**Set exercise:**
Exclude the pictures and reproduce the remaining data exactly as written.

**Extracted data:**
# # # # #

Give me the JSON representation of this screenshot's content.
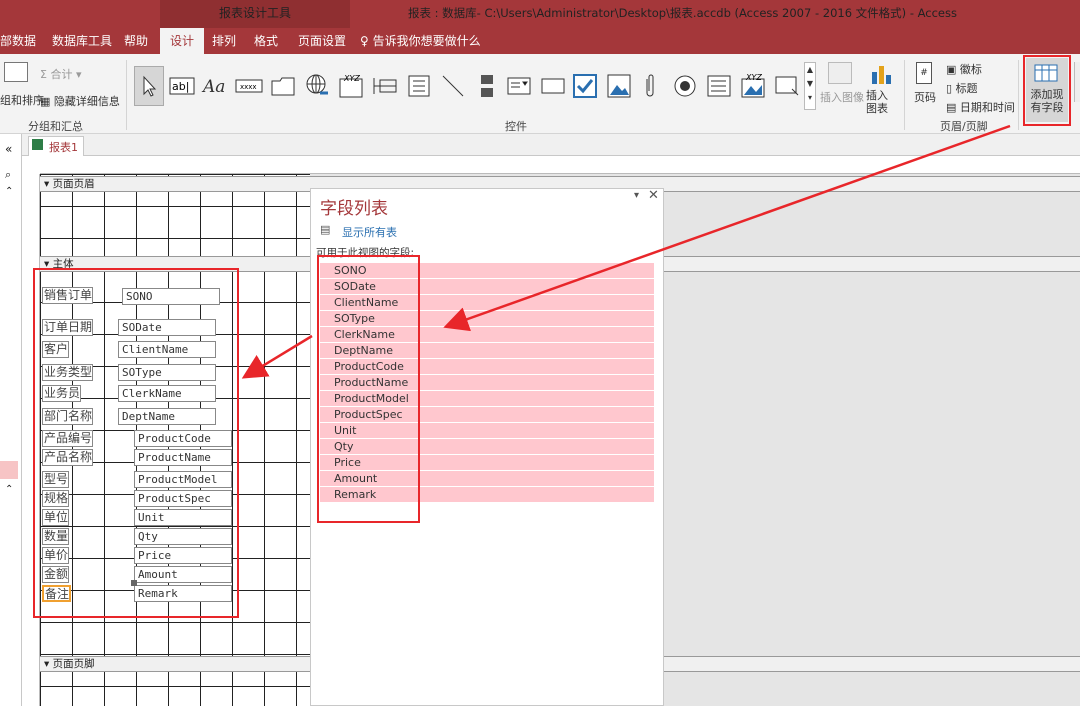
{
  "title_bar": {
    "context_tools": "报表设计工具",
    "window_title": "报表 : 数据库- C:\\Users\\Administrator\\Desktop\\报表.accdb (Access 2007 - 2016 文件格式)  -  Access"
  },
  "tabs": [
    "部数据",
    "数据库工具",
    "帮助",
    "设计",
    "排列",
    "格式",
    "页面设置"
  ],
  "active_tab": "设计",
  "tell_me": "告诉我你想要做什么",
  "ribbon": {
    "grouping": {
      "label": "分组和汇总",
      "sort_label": "组和排序",
      "total_label": "合计",
      "hide_details_label": "隐藏详细信息"
    },
    "controls": {
      "label": "控件",
      "insert_image_label": "插入图像",
      "insert_chart_label": "插入图表"
    },
    "header_footer": {
      "label": "页眉/页脚",
      "page_number_label": "页码",
      "logo_label": "徽标",
      "title_label": "标题",
      "datetime_label": "日期和时间"
    },
    "tools": {
      "add_fields_label": "添加现有字段"
    }
  },
  "document_tab": "报表1",
  "sections": {
    "page_header": "页面页眉",
    "detail": "主体",
    "page_footer": "页面页脚"
  },
  "report_labels": [
    "销售订单",
    "订单日期",
    "客户",
    "业务类型",
    "业务员",
    "部门名称",
    "产品编号",
    "产品名称",
    "型号",
    "规格",
    "单位",
    "数量",
    "单价",
    "金额",
    "备注"
  ],
  "report_fields": [
    "SONO",
    "SODate",
    "ClientName",
    "SOType",
    "ClerkName",
    "DeptName",
    "ProductCode",
    "ProductName",
    "ProductModel",
    "ProductSpec",
    "Unit",
    "Qty",
    "Price",
    "Amount",
    "Remark"
  ],
  "field_list": {
    "title": "字段列表",
    "show_all": "显示所有表",
    "available_label": "可用于此视图的字段:",
    "fields": [
      "SONO",
      "SODate",
      "ClientName",
      "SOType",
      "ClerkName",
      "DeptName",
      "ProductCode",
      "ProductName",
      "ProductModel",
      "ProductSpec",
      "Unit",
      "Qty",
      "Price",
      "Amount",
      "Remark"
    ]
  },
  "colors": {
    "brand": "#a4373a",
    "annotation": "#e8262a",
    "field_highlight": "#ffc7ce"
  }
}
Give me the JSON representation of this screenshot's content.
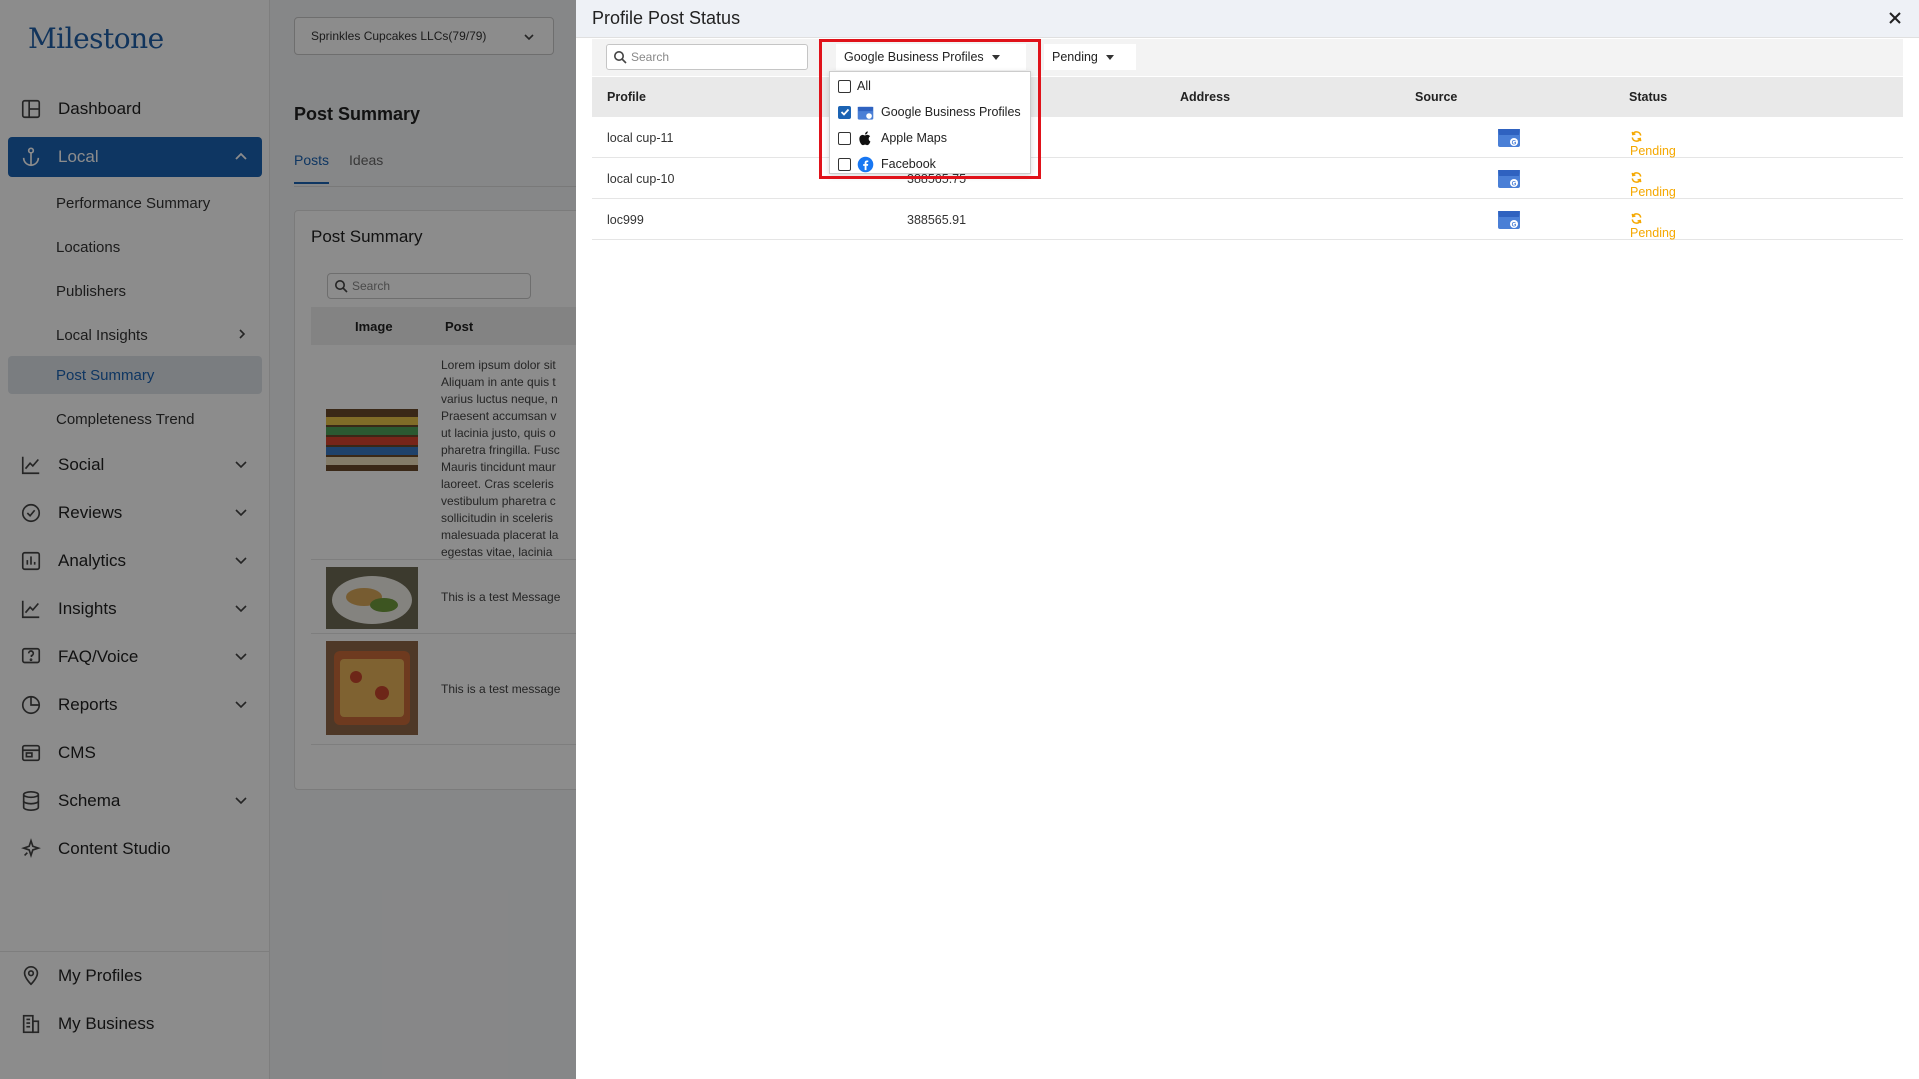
{
  "app": {
    "logo": "Milestone"
  },
  "sidebar": {
    "items": [
      {
        "label": "Dashboard",
        "icon": "dashboard-icon"
      },
      {
        "label": "Local",
        "icon": "anchor-icon"
      },
      {
        "label": "Social",
        "icon": "chart-line-icon"
      },
      {
        "label": "Reviews",
        "icon": "check-circle-icon"
      },
      {
        "label": "Analytics",
        "icon": "bar-chart-icon"
      },
      {
        "label": "Insights",
        "icon": "chart-line-icon"
      },
      {
        "label": "FAQ/Voice",
        "icon": "question-icon"
      },
      {
        "label": "Reports",
        "icon": "pie-chart-icon"
      },
      {
        "label": "CMS",
        "icon": "cms-icon"
      },
      {
        "label": "Schema",
        "icon": "database-icon"
      },
      {
        "label": "Content Studio",
        "icon": "sparkle-icon"
      }
    ],
    "local_sub": [
      {
        "label": "Performance Summary"
      },
      {
        "label": "Locations"
      },
      {
        "label": "Publishers"
      },
      {
        "label": "Local Insights"
      },
      {
        "label": "Post Summary"
      },
      {
        "label": "Completeness Trend"
      }
    ],
    "bottom": [
      {
        "label": "My Profiles",
        "icon": "location-pin-icon"
      },
      {
        "label": "My Business",
        "icon": "building-icon"
      }
    ]
  },
  "main": {
    "org_select": "Sprinkles Cupcakes LLCs(79/79)",
    "page_title": "Post Summary",
    "tabs": [
      {
        "label": "Posts"
      },
      {
        "label": "Ideas"
      }
    ],
    "card_title": "Post Summary",
    "search_placeholder": "Search",
    "columns": {
      "image": "Image",
      "post": "Post"
    },
    "posts": [
      {
        "text": "Lorem ipsum dolor sit\nAliquam in ante quis t\nvarius luctus neque, n\nPraesent accumsan v\nut lacinia justo, quis o\npharetra fringilla. Fusc\nMauris tincidunt maur\nlaoreet. Cras sceleris\nvestibulum pharetra c\nsollicitudin in sceleris\nmalesuada placerat la\negestas vitae, lacinia"
      },
      {
        "text": "This is a test Message"
      },
      {
        "text": "This is a test message"
      }
    ]
  },
  "drawer": {
    "title": "Profile Post Status",
    "search_placeholder": "Search",
    "source_filter": "Google Business Profiles",
    "status_filter": "Pending",
    "columns": {
      "profile": "Profile",
      "address": "Address",
      "source": "Source",
      "status": "Status"
    },
    "rows": [
      {
        "profile": "local cup-11",
        "address": "",
        "source_icon": "google-business-icon",
        "status": "Pending"
      },
      {
        "profile": "local cup-10",
        "address": "388565.75",
        "source_icon": "google-business-icon",
        "status": "Pending"
      },
      {
        "profile": "loc999",
        "address": "388565.91",
        "source_icon": "google-business-icon",
        "status": "Pending"
      }
    ],
    "source_options": [
      {
        "label": "All",
        "checked": false,
        "icon": ""
      },
      {
        "label": "Google Business Profiles",
        "checked": true,
        "icon": "google-business-icon"
      },
      {
        "label": "Apple Maps",
        "checked": false,
        "icon": "apple-icon"
      },
      {
        "label": "Facebook",
        "checked": false,
        "icon": "facebook-icon"
      }
    ]
  },
  "colors": {
    "accent": "#1b63b3",
    "pending": "#f5a800",
    "highlight": "#e0121a"
  }
}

# # # # #

**Complete response:**
Give me the JSON representation of this screenshot's content.
{
  "title_bar": {
    "context_tools": "报表设计工具",
    "window_title": "报表 : 数据库- C:\\Users\\Administrator\\Desktop\\报表.accdb (Access 2007 - 2016 文件格式)  -  Access"
  },
  "tabs": [
    "部数据",
    "数据库工具",
    "帮助",
    "设计",
    "排列",
    "格式",
    "页面设置"
  ],
  "active_tab": "设计",
  "tell_me": "告诉我你想要做什么",
  "ribbon": {
    "grouping": {
      "label": "分组和汇总",
      "sort_label": "组和排序",
      "total_label": "合计",
      "hide_details_label": "隐藏详细信息"
    },
    "controls": {
      "label": "控件",
      "insert_image_label": "插入图像",
      "insert_chart_label": "插入图表"
    },
    "header_footer": {
      "label": "页眉/页脚",
      "page_number_label": "页码",
      "logo_label": "徽标",
      "title_label": "标题",
      "datetime_label": "日期和时间"
    },
    "tools": {
      "add_fields_label": "添加现有字段"
    }
  },
  "document_tab": "报表1",
  "sections": {
    "page_header": "页面页眉",
    "detail": "主体",
    "page_footer": "页面页脚"
  },
  "report_labels": [
    "销售订单",
    "订单日期",
    "客户",
    "业务类型",
    "业务员",
    "部门名称",
    "产品编号",
    "产品名称",
    "型号",
    "规格",
    "单位",
    "数量",
    "单价",
    "金额",
    "备注"
  ],
  "report_fields": [
    "SONO",
    "SODate",
    "ClientName",
    "SOType",
    "ClerkName",
    "DeptName",
    "ProductCode",
    "ProductName",
    "ProductModel",
    "ProductSpec",
    "Unit",
    "Qty",
    "Price",
    "Amount",
    "Remark"
  ],
  "field_list": {
    "title": "字段列表",
    "show_all": "显示所有表",
    "available_label": "可用于此视图的字段:",
    "fields": [
      "SONO",
      "SODate",
      "ClientName",
      "SOType",
      "ClerkName",
      "DeptName",
      "ProductCode",
      "ProductName",
      "ProductModel",
      "ProductSpec",
      "Unit",
      "Qty",
      "Price",
      "Amount",
      "Remark"
    ]
  },
  "colors": {
    "brand": "#a4373a",
    "annotation": "#e8262a",
    "field_highlight": "#ffc7ce"
  }
}
Give me the JSON representation of this screenshot's content.
{
  "app": {
    "logo": "Milestone"
  },
  "sidebar": {
    "items": [
      {
        "label": "Dashboard",
        "icon": "dashboard-icon"
      },
      {
        "label": "Local",
        "icon": "anchor-icon"
      },
      {
        "label": "Social",
        "icon": "chart-line-icon"
      },
      {
        "label": "Reviews",
        "icon": "check-circle-icon"
      },
      {
        "label": "Analytics",
        "icon": "bar-chart-icon"
      },
      {
        "label": "Insights",
        "icon": "chart-line-icon"
      },
      {
        "label": "FAQ/Voice",
        "icon": "question-icon"
      },
      {
        "label": "Reports",
        "icon": "pie-chart-icon"
      },
      {
        "label": "CMS",
        "icon": "cms-icon"
      },
      {
        "label": "Schema",
        "icon": "database-icon"
      },
      {
        "label": "Content Studio",
        "icon": "sparkle-icon"
      }
    ],
    "local_sub": [
      {
        "label": "Performance Summary"
      },
      {
        "label": "Locations"
      },
      {
        "label": "Publishers"
      },
      {
        "label": "Local Insights"
      },
      {
        "label": "Post Summary"
      },
      {
        "label": "Completeness Trend"
      }
    ],
    "bottom": [
      {
        "label": "My Profiles",
        "icon": "location-pin-icon"
      },
      {
        "label": "My Business",
        "icon": "building-icon"
      }
    ]
  },
  "main": {
    "org_select": "Sprinkles Cupcakes LLCs(79/79)",
    "page_title": "Post Summary",
    "tabs": [
      {
        "label": "Posts"
      },
      {
        "label": "Ideas"
      }
    ],
    "card_title": "Post Summary",
    "search_placeholder": "Search",
    "columns": {
      "image": "Image",
      "post": "Post"
    },
    "posts": [
      {
        "text": "Lorem ipsum dolor sit\nAliquam in ante quis t\nvarius luctus neque, n\nPraesent accumsan v\nut lacinia justo, quis o\npharetra fringilla. Fusc\nMauris tincidunt maur\nlaoreet. Cras sceleris\nvestibulum pharetra c\nsollicitudin in sceleris\nmalesuada placerat la\negestas vitae, lacinia"
      },
      {
        "text": "This is a test Message"
      },
      {
        "text": "This is a test message"
      }
    ]
  },
  "drawer": {
    "title": "Profile Post Status",
    "search_placeholder": "Search",
    "source_filter": "Google Business Profiles",
    "status_filter": "Pending",
    "columns": {
      "profile": "Profile",
      "address": "Address",
      "source": "Source",
      "status": "Status"
    },
    "rows": [
      {
        "profile": "local cup-11",
        "address": "",
        "source_icon": "google-business-icon",
        "status": "Pending"
      },
      {
        "profile": "local cup-10",
        "address": "388565.75",
        "source_icon": "google-business-icon",
        "status": "Pending"
      },
      {
        "profile": "loc999",
        "address": "388565.91",
        "source_icon": "google-business-icon",
        "status": "Pending"
      }
    ],
    "source_options": [
      {
        "label": "All",
        "checked": false,
        "icon": ""
      },
      {
        "label": "Google Business Profiles",
        "checked": true,
        "icon": "google-business-icon"
      },
      {
        "label": "Apple Maps",
        "checked": false,
        "icon": "apple-icon"
      },
      {
        "label": "Facebook",
        "checked": false,
        "icon": "facebook-icon"
      }
    ]
  },
  "colors": {
    "accent": "#1b63b3",
    "pending": "#f5a800",
    "highlight": "#e0121a"
  }
}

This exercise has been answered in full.